▶ [Your instructions]: Reproduce every record below exactly as it appears.

▶ [Data for this exercise]:

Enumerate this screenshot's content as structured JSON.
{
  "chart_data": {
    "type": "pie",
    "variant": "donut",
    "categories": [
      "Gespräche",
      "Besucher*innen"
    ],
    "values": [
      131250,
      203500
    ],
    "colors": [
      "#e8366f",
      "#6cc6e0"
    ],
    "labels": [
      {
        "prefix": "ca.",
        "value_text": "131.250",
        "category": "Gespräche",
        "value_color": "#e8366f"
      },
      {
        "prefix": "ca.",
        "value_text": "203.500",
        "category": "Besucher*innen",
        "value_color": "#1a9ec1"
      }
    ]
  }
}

▶ [Full answer]:
Enumerate this screenshot's content as structured JSON.
{
  "chart_data": {
    "type": "pie",
    "variant": "donut",
    "categories": [
      "Gespräche",
      "Besucher*innen"
    ],
    "values": [
      131250,
      203500
    ],
    "colors": [
      "#e8366f",
      "#6cc6e0"
    ],
    "labels": [
      {
        "prefix": "ca.",
        "value_text": "131.250",
        "category": "Gespräche",
        "value_color": "#e8366f"
      },
      {
        "prefix": "ca.",
        "value_text": "203.500",
        "category": "Besucher*innen",
        "value_color": "#1a9ec1"
      }
    ]
  }
}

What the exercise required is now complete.